Honourable senators, I am very pleased to speak to you today to raise awareness and to recognize November 2020 as the sixth anniversary of Indigenous Disability Awareness Month, or IDAM, in Canada. As you may be aware, Indigenous peoples in Canada experience a rate of disability significantly higher than that of the non-Indigenous population. Indigenous persons and families living with disabilities face unique barriers when trying to access disability-related services and supports necessary to ensure their social and economic inclusion and well-being.

A few of the barriers experienced include jurisdictional and mandate issues, remoteness, ongoing and intergenerational effects of residential schools, Indian day schools, the Sixties Scoop and, as was highlighted recently, the systemic racism and discrimination towards Indigenous peoples within many of the very systems and institutions designed to help them.

Despite these overwhelming and, at times, seemingly insurmountable barriers, the resiliency and strength of Indigenous peoples living with disabilities have shone through. They are our leaders, elders, knowledge keepers, grandparents, mothers and fathers, aunts and uncles, sisters and brothers, professionals, employees and employers and so on. The roles they hold and the contributions they bring to each of our communities, both Indigenous and non-Indigenous, across Canada cannot be properly conveyed.

_EXCERPTED RECORDS_:

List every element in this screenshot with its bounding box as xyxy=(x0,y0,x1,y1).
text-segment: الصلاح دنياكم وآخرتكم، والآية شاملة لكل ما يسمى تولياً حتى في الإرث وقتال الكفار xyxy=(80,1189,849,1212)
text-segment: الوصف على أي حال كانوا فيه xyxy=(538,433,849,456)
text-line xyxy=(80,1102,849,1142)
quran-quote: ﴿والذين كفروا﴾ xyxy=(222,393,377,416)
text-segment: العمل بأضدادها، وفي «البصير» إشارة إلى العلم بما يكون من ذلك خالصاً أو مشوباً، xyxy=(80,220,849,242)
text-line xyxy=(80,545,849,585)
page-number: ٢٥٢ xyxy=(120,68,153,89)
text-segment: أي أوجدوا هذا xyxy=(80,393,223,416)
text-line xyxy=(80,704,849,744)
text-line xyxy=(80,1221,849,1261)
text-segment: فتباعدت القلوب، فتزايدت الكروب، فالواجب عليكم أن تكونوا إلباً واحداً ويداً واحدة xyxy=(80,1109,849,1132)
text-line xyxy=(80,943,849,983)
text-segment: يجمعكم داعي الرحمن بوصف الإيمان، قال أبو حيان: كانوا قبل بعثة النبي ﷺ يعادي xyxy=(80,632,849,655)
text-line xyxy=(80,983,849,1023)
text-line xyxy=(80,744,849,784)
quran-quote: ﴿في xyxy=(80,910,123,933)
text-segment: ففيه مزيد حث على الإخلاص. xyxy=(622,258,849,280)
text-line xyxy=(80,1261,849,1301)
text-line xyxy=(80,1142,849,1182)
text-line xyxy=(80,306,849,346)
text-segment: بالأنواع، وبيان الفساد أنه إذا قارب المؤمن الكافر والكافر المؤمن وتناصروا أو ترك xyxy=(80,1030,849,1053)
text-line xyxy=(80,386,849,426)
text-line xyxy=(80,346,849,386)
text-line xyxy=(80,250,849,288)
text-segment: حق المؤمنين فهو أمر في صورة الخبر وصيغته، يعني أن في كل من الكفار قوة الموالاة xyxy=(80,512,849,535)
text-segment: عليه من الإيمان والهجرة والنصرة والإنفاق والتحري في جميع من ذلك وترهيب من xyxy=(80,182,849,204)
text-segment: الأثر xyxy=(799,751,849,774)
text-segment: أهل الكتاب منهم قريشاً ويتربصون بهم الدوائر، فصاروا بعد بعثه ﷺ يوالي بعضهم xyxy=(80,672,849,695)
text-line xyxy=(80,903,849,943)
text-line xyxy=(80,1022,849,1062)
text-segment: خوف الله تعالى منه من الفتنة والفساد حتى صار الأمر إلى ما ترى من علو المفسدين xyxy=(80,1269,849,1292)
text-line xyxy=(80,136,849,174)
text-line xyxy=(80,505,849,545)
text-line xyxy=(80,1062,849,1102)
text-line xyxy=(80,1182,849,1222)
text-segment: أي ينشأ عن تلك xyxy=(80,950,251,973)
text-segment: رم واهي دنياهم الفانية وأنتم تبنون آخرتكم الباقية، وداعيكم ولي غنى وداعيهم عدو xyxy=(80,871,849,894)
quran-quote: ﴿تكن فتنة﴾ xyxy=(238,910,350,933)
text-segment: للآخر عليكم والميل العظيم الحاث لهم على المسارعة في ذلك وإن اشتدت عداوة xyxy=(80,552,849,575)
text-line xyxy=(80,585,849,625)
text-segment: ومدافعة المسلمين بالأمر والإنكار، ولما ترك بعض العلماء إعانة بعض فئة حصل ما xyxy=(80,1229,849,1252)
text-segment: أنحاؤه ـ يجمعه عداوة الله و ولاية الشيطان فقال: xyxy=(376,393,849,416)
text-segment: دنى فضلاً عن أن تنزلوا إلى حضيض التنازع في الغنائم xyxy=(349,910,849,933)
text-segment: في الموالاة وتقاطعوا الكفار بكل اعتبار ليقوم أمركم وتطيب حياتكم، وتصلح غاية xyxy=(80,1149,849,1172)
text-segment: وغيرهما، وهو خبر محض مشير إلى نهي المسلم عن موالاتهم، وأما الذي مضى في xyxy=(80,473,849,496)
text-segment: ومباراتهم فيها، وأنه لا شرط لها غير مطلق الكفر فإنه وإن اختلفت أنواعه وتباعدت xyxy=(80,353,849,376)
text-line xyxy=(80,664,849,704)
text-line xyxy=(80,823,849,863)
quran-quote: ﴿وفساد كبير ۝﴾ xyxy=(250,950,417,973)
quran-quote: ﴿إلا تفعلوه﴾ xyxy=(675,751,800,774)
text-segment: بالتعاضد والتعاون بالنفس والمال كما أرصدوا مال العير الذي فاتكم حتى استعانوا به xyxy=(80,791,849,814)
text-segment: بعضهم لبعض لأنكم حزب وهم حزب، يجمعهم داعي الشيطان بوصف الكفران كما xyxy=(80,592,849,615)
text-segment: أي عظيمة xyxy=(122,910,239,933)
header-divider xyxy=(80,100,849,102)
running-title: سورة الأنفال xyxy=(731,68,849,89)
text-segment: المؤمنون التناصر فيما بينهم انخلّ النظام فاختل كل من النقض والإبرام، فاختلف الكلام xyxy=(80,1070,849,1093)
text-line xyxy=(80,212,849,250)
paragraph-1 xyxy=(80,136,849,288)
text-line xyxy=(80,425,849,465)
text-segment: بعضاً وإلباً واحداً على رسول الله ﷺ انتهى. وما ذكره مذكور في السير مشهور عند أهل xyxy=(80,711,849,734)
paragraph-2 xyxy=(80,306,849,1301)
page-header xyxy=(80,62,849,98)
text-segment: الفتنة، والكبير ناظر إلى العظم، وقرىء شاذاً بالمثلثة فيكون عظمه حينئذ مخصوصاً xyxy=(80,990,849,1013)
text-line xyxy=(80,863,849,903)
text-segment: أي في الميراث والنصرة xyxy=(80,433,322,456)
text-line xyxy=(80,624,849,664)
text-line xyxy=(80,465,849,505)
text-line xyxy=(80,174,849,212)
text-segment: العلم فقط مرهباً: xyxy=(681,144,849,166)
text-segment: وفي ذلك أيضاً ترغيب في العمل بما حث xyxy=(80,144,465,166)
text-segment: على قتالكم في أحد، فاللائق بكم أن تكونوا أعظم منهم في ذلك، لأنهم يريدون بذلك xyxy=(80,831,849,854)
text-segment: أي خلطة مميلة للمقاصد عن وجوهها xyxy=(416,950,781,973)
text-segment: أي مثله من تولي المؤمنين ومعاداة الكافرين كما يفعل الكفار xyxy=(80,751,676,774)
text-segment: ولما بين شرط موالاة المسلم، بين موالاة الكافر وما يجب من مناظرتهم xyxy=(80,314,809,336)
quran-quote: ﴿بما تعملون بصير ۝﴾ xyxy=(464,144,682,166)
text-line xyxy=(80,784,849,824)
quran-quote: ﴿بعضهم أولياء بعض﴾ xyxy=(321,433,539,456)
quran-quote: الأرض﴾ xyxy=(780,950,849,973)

_PROBLEM DESCRIPTION_:
Print the speech on Indigenous Disability Awareness Month word for word, starting at "A few of the" and ending at "to help them.". The lines have nothing to do with the speech.

_SOLVED EXERCISE_:
A few of the barriers experienced include jurisdictional and mandate issues, remoteness, ongoing and intergenerational effects of residential schools, Indian day schools, the Sixties Scoop and, as was highlighted recently, the systemic racism and discrimination towards Indigenous peoples within many of the very systems and institutions designed to help them.